* Given problem:
Examine the records and identify each line that includes the string "fraction". Copy those lines.

** Start Exercise data **

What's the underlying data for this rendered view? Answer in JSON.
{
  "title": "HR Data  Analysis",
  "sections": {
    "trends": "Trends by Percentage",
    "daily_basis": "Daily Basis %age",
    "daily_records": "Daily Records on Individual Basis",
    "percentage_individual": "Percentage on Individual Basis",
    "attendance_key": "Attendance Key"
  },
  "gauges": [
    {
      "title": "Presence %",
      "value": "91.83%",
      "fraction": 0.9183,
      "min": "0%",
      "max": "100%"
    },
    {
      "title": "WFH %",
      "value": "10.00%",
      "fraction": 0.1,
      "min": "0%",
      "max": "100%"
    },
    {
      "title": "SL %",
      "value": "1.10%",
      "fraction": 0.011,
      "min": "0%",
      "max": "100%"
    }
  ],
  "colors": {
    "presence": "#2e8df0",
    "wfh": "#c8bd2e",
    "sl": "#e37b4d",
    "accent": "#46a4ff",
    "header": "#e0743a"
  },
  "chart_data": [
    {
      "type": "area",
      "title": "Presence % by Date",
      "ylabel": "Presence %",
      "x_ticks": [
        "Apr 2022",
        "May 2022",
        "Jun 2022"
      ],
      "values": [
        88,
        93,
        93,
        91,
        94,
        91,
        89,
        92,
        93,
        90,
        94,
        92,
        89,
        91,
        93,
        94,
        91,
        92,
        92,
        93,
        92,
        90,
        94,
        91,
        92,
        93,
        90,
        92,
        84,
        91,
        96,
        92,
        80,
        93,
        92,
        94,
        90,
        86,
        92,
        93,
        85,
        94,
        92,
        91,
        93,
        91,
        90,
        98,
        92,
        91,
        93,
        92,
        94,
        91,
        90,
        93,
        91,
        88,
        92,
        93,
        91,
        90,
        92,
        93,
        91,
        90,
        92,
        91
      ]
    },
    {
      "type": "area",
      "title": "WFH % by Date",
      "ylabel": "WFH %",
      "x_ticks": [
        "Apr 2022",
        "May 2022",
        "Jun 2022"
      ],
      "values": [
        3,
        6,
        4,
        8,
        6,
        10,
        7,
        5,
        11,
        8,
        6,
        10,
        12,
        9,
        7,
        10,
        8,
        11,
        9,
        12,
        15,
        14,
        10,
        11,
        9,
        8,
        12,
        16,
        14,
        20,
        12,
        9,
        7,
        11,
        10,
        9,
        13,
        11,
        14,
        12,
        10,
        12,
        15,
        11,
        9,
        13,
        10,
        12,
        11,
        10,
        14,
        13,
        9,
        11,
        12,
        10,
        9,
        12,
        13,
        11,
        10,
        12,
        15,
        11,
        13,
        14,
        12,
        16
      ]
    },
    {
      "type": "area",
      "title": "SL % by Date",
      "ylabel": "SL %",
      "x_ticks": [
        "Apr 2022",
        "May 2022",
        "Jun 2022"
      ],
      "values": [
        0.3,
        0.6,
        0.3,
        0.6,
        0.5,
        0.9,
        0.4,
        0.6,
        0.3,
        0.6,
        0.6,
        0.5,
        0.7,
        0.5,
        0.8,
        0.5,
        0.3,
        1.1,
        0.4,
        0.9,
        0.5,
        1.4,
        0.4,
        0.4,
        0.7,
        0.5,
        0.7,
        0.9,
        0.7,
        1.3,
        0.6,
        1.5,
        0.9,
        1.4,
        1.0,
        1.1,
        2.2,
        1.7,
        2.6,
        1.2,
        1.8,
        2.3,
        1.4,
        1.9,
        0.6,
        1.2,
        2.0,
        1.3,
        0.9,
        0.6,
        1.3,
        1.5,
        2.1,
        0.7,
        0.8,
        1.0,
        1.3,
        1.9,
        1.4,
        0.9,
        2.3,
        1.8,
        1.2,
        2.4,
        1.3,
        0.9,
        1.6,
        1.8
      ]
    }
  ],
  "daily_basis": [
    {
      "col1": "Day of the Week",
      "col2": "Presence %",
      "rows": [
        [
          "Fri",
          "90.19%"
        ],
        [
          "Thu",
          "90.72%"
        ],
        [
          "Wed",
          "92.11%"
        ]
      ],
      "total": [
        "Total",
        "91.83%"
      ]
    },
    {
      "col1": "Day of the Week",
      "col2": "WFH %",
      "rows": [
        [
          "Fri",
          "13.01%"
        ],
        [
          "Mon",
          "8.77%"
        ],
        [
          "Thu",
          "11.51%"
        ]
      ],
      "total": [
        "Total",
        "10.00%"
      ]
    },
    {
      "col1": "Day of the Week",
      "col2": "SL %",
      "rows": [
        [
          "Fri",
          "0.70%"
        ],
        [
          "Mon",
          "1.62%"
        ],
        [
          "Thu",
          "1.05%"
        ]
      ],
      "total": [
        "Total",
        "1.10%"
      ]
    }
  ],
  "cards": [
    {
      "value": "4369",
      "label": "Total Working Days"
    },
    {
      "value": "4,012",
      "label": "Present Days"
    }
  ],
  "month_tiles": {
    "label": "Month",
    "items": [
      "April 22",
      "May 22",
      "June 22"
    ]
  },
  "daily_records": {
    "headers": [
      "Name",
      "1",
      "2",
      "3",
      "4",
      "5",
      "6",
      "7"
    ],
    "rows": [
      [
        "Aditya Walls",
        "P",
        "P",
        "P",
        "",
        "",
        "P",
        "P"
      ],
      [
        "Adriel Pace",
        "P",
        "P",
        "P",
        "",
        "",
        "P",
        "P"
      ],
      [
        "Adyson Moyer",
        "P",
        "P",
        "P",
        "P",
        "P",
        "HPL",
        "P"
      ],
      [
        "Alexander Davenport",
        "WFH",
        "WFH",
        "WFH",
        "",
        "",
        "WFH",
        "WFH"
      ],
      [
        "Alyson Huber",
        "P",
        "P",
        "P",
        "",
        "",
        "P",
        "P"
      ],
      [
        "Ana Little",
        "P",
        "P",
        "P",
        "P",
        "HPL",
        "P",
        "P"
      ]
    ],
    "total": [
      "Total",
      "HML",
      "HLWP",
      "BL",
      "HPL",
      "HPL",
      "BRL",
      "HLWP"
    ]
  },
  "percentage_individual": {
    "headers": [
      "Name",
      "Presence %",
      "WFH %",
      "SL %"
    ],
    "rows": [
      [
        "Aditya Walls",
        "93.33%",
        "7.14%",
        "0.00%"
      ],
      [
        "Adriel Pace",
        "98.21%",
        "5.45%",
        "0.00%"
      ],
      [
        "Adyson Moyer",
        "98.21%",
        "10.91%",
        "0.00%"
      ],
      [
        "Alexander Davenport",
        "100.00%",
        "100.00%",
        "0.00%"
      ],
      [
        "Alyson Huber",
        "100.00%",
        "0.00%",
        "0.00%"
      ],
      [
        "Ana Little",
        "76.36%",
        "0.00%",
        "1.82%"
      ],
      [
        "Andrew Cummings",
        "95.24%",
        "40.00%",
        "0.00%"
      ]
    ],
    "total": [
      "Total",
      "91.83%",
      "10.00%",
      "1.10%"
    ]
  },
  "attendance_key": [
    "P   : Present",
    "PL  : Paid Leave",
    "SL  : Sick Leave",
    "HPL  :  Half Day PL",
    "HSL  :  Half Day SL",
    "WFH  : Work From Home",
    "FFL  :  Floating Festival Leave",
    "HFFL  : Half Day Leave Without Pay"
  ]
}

** End Exercise data **

* The result:
      "fraction": 0.9183,
      "fraction": 0.1,
      "fraction": 0.011,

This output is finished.